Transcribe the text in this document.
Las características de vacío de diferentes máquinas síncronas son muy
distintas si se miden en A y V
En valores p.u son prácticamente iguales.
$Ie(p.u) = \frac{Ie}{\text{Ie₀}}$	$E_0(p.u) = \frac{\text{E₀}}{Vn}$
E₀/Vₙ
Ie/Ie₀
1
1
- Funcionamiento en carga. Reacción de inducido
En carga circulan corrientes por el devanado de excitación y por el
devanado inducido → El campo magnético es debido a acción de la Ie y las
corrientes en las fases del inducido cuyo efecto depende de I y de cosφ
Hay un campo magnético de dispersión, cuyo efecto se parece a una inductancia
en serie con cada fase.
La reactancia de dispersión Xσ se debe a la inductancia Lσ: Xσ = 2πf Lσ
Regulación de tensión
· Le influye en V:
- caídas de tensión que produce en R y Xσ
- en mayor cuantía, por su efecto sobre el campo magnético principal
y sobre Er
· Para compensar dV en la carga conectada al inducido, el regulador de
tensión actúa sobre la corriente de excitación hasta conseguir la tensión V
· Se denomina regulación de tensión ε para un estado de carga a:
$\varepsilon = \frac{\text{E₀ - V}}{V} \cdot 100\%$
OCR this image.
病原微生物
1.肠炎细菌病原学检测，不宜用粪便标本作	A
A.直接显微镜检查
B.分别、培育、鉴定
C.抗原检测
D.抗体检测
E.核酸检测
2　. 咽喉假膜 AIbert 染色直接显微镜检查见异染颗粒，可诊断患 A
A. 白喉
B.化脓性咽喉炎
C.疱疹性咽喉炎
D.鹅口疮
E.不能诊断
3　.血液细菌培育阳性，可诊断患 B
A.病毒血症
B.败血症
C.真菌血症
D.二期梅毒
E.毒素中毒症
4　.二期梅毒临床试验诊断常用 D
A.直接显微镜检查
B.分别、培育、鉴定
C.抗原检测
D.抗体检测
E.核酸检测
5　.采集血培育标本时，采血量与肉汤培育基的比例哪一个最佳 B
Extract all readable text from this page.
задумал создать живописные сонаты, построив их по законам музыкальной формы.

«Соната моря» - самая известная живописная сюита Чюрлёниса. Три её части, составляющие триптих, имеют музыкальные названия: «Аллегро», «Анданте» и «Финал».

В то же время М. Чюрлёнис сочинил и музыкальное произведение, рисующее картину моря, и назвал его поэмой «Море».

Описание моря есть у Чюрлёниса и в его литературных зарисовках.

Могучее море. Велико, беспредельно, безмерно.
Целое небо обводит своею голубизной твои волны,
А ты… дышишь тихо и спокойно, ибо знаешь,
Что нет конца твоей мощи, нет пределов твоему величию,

---

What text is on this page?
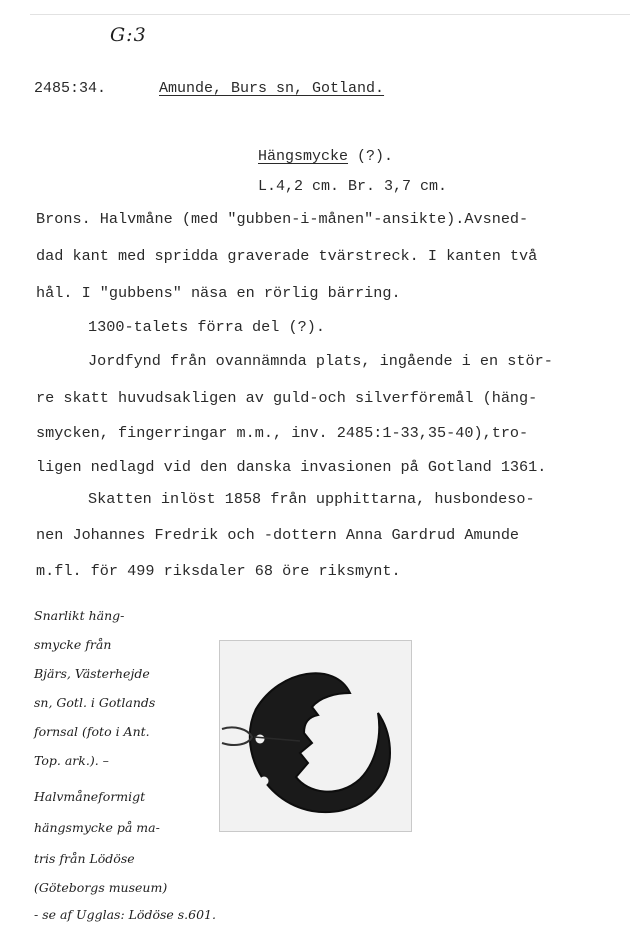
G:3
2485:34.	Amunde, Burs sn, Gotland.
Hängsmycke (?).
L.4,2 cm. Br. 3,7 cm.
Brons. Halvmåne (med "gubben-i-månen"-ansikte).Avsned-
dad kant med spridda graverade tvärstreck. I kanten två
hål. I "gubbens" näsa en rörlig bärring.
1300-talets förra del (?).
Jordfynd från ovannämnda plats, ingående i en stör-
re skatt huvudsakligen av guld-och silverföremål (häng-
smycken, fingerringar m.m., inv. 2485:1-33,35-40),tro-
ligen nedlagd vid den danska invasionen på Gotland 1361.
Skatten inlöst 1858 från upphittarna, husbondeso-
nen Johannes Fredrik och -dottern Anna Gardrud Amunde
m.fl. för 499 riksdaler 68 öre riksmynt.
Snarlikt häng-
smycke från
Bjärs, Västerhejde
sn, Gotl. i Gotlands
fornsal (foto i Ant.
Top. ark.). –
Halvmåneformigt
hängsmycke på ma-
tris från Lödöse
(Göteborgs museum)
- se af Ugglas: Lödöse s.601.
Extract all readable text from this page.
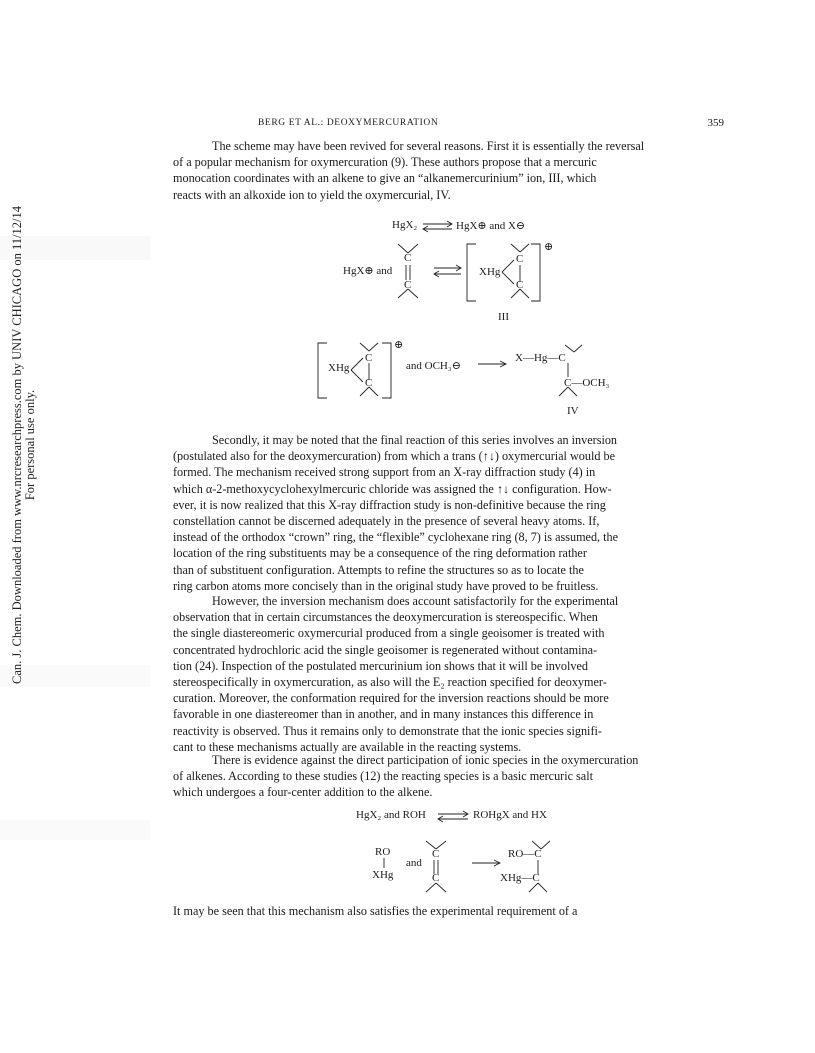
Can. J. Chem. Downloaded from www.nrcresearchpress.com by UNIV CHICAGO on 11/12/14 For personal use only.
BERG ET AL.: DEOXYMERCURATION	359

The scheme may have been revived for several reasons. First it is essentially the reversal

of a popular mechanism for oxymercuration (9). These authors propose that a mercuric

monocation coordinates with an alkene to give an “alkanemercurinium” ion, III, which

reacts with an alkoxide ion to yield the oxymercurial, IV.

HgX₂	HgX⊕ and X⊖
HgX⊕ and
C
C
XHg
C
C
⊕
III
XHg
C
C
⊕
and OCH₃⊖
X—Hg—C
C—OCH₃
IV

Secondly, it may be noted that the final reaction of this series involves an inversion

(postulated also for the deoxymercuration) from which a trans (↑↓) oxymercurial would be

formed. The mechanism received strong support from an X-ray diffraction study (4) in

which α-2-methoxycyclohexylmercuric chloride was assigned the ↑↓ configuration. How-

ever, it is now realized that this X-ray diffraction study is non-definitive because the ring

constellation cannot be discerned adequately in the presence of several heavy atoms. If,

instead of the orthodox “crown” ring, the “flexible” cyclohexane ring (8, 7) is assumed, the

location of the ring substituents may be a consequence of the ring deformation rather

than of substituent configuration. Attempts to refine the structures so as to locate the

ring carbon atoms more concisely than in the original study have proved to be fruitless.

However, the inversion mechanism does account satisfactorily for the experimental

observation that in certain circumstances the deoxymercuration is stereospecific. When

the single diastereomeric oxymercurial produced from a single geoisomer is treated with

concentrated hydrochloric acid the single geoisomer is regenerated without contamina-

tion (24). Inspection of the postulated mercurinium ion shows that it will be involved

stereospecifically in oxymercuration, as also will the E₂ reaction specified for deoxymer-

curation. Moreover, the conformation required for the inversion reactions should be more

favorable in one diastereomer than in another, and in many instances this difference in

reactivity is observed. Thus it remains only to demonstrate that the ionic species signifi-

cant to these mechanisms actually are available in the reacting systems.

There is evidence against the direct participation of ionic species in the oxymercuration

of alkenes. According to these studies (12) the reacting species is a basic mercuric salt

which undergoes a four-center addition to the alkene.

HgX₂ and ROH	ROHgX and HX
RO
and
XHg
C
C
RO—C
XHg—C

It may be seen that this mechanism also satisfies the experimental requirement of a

---

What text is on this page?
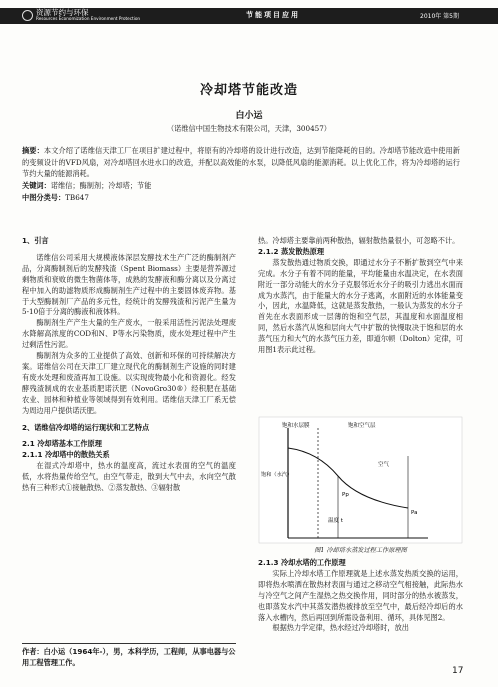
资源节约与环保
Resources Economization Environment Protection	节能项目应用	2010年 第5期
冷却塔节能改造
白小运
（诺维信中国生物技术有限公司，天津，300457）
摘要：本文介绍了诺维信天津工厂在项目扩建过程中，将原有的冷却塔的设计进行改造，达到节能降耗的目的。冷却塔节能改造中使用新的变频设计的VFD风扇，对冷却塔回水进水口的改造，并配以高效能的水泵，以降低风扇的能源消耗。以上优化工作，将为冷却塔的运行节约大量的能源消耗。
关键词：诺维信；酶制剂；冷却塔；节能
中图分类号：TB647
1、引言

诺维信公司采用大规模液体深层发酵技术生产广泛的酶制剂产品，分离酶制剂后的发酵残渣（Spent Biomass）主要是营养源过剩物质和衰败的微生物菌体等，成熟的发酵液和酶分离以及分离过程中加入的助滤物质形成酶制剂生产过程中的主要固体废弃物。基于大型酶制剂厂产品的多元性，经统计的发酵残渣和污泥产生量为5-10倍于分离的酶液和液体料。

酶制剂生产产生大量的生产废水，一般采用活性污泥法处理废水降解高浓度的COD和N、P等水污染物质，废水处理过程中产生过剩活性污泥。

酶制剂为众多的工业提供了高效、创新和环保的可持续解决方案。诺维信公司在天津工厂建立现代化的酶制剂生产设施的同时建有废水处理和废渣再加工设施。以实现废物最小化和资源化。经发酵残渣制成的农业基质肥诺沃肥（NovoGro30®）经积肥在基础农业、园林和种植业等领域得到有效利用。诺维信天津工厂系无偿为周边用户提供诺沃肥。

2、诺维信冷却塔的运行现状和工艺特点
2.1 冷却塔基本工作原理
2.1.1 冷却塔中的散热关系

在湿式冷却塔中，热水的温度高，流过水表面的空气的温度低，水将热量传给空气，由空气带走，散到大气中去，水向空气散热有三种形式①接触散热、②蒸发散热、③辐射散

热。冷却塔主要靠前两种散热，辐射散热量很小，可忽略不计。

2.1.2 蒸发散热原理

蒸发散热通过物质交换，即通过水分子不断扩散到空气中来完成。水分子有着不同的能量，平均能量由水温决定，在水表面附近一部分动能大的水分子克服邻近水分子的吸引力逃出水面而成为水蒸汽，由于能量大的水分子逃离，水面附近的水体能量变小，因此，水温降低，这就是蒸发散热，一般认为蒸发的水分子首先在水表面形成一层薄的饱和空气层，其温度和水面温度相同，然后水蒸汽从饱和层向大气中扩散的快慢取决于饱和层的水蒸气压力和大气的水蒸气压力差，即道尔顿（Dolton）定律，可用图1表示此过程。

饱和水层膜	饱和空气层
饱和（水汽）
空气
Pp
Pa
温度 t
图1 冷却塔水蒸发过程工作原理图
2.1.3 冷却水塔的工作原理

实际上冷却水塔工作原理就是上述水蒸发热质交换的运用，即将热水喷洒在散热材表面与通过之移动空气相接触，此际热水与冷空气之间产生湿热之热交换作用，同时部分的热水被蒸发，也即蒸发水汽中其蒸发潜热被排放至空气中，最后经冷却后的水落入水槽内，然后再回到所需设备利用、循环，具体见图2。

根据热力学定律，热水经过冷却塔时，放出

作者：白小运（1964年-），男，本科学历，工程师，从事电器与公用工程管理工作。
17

---

Filter the records down to the lines that contain the string "cuyo", and copy those lines.

corrientes en las fases del inducido cuyo efecto depende de I y de cosφ
Hay un campo magnético de dispersión, cuyo efecto se parece a una inductancia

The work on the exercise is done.